WHAT THE TASK ASKS:
Copy all lines in which the word "JSON" can be found.

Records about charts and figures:
* * * * * * *

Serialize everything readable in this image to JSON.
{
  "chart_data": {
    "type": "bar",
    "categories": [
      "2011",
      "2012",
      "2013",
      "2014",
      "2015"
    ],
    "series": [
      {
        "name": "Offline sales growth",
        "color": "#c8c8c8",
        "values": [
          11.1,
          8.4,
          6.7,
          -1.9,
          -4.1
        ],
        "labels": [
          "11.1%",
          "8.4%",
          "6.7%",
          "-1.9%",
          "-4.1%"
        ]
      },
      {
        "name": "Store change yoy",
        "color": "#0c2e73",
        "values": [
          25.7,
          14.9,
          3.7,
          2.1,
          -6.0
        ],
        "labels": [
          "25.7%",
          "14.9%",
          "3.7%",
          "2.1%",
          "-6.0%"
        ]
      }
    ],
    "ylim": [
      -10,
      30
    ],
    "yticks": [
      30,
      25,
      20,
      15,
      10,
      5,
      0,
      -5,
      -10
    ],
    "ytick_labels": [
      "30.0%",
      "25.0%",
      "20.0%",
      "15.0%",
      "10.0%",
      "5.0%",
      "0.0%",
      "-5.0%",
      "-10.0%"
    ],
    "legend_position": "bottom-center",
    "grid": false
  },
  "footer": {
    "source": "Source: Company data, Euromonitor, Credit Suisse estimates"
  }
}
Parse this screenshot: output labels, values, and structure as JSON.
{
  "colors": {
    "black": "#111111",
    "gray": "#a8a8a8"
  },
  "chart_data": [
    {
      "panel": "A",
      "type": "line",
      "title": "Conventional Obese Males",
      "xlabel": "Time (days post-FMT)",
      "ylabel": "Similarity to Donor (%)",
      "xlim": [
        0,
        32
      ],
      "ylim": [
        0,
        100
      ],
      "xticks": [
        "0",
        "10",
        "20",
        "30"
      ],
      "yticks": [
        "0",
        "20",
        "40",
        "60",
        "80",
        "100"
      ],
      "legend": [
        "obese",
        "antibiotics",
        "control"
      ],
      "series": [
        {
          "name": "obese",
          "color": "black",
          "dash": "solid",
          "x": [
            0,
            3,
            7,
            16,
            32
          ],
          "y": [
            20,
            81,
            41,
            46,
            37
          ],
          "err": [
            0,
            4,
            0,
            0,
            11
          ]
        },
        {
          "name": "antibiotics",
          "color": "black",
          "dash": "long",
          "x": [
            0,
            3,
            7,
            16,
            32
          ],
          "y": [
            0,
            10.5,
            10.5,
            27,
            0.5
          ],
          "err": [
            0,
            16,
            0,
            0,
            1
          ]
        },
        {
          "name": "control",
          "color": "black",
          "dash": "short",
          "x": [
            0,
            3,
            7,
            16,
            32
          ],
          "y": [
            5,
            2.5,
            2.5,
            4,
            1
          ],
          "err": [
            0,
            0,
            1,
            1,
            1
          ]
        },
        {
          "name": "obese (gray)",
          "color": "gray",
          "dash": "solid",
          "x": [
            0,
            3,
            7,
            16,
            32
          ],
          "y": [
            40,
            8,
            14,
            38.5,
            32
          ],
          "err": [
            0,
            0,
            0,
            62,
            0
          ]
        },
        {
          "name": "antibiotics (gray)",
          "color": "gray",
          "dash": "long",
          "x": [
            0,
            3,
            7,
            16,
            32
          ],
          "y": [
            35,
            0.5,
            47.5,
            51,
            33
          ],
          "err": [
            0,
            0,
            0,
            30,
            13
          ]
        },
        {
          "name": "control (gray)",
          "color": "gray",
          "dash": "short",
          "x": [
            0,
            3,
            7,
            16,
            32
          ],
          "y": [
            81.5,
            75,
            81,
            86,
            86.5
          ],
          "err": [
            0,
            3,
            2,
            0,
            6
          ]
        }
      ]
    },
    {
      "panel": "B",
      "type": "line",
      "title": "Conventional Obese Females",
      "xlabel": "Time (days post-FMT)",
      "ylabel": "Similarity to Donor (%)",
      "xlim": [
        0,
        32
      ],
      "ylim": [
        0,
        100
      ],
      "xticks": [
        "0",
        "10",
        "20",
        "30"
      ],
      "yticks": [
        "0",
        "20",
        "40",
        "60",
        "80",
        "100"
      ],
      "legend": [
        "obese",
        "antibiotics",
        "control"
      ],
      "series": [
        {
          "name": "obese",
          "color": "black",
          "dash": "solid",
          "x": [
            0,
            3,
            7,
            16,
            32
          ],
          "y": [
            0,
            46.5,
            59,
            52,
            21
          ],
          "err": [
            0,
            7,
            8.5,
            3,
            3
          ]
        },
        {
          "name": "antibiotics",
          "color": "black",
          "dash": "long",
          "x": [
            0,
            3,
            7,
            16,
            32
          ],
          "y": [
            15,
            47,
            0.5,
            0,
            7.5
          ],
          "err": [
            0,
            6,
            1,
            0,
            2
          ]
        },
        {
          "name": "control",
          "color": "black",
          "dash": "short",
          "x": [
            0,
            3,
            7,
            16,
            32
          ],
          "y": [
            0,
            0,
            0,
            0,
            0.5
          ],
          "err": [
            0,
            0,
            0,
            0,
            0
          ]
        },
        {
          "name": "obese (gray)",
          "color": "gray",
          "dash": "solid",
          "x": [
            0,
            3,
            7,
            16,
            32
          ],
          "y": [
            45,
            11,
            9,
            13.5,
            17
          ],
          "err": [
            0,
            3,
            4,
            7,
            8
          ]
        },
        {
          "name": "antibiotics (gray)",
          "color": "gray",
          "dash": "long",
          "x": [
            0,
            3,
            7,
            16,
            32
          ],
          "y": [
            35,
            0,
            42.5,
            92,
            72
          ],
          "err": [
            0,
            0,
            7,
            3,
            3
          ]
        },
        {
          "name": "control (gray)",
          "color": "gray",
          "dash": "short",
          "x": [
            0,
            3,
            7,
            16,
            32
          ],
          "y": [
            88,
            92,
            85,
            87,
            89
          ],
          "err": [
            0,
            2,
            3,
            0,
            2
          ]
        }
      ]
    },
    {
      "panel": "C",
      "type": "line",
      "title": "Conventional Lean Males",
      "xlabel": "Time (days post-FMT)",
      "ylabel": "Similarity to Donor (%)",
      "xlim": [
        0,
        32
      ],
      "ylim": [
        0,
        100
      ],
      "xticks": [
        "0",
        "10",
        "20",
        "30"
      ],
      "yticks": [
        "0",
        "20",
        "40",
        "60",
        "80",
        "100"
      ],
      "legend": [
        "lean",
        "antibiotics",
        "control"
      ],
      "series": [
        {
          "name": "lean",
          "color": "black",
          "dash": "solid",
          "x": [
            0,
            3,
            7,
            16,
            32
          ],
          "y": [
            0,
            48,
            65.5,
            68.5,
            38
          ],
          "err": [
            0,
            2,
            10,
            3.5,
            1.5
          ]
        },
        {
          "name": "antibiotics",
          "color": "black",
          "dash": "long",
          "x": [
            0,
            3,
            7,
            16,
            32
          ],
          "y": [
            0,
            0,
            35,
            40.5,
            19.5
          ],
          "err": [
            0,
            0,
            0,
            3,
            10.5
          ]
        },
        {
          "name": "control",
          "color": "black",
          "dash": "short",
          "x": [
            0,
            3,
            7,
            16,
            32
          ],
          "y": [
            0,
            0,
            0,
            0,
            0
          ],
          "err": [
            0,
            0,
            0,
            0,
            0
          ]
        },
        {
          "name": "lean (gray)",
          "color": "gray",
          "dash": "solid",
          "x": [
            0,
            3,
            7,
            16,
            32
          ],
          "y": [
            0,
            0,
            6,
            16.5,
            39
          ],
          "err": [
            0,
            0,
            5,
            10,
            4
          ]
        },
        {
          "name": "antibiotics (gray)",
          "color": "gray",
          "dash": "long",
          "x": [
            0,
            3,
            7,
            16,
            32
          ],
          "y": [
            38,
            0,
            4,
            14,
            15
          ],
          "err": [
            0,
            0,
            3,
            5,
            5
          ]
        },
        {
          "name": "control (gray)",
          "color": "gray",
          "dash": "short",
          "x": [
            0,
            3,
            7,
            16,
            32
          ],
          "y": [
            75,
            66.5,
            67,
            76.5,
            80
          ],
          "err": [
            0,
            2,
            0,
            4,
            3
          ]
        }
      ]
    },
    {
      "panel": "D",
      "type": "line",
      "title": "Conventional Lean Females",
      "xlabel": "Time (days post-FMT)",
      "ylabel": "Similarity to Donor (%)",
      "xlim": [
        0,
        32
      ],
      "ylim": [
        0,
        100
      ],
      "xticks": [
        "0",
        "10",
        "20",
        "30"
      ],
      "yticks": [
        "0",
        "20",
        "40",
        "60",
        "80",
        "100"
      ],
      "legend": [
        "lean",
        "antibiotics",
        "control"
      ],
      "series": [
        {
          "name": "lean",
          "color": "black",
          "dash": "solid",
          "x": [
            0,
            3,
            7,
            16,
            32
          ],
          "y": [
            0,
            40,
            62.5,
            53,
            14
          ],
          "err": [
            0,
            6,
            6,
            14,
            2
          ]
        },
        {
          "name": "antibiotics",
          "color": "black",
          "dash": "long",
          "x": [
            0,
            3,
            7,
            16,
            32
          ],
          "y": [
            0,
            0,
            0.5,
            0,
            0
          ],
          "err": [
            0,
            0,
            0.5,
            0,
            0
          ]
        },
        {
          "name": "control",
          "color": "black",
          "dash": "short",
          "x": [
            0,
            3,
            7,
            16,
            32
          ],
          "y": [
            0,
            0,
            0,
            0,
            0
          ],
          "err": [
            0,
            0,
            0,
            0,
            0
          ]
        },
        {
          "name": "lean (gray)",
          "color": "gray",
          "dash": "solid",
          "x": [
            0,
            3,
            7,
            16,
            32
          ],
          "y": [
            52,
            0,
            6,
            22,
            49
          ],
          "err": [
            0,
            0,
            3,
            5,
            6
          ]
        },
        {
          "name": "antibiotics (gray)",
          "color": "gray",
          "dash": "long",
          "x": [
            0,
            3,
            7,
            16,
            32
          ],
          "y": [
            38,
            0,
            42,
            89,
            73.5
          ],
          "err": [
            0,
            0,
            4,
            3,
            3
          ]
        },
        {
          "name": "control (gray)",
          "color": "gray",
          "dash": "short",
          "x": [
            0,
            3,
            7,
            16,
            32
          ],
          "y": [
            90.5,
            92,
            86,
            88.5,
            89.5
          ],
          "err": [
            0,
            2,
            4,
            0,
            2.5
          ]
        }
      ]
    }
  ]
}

* * * * * * *

EXPECTED ANSWER:
Serialize everything readable in this image to JSON.
Parse this screenshot: output labels, values, and structure as JSON.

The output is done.